[Start]

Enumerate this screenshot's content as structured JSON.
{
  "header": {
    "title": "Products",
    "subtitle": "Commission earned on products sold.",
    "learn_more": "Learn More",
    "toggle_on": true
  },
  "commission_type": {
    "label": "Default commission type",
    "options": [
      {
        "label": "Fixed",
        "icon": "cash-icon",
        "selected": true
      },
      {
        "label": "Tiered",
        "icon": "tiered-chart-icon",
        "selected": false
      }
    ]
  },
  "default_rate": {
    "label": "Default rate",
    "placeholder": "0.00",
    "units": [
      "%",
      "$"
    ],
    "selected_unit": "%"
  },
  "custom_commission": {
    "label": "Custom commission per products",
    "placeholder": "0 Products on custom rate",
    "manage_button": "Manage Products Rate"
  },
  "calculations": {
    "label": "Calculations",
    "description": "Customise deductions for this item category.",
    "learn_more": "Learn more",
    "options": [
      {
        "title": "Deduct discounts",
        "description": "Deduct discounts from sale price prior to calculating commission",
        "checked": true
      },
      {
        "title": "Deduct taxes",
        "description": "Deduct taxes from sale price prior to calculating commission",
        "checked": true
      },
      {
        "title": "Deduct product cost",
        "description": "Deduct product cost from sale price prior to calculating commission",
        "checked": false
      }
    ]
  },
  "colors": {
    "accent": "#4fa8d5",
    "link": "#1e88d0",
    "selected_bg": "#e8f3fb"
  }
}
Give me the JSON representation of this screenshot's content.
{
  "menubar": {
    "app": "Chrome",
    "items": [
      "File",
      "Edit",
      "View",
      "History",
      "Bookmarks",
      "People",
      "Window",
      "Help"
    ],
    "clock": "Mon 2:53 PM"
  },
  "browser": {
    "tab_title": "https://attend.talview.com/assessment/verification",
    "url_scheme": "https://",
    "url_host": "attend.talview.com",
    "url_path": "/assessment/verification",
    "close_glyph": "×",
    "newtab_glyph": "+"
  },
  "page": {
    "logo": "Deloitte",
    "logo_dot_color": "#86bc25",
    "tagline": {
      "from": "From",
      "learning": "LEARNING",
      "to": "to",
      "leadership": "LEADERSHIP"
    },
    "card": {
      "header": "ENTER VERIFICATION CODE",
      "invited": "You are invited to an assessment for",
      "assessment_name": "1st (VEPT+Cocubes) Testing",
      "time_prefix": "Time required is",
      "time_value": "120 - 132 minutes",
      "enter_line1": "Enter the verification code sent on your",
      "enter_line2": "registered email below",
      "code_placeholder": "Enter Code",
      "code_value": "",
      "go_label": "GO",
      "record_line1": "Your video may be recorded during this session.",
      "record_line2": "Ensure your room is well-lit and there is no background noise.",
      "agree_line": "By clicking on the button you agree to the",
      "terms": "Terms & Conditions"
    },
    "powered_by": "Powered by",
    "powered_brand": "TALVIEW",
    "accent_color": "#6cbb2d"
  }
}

[End]

[Prompt]
Where a line in the entries holds the word "from", copy that line.

[Expected output]
        "description": "Deduct discounts from sale price prior to calculating commission",
        "description": "Deduct taxes from sale price prior to calculating commission",
        "description": "Deduct product cost from sale price prior to calculating commission",
      "from": "From",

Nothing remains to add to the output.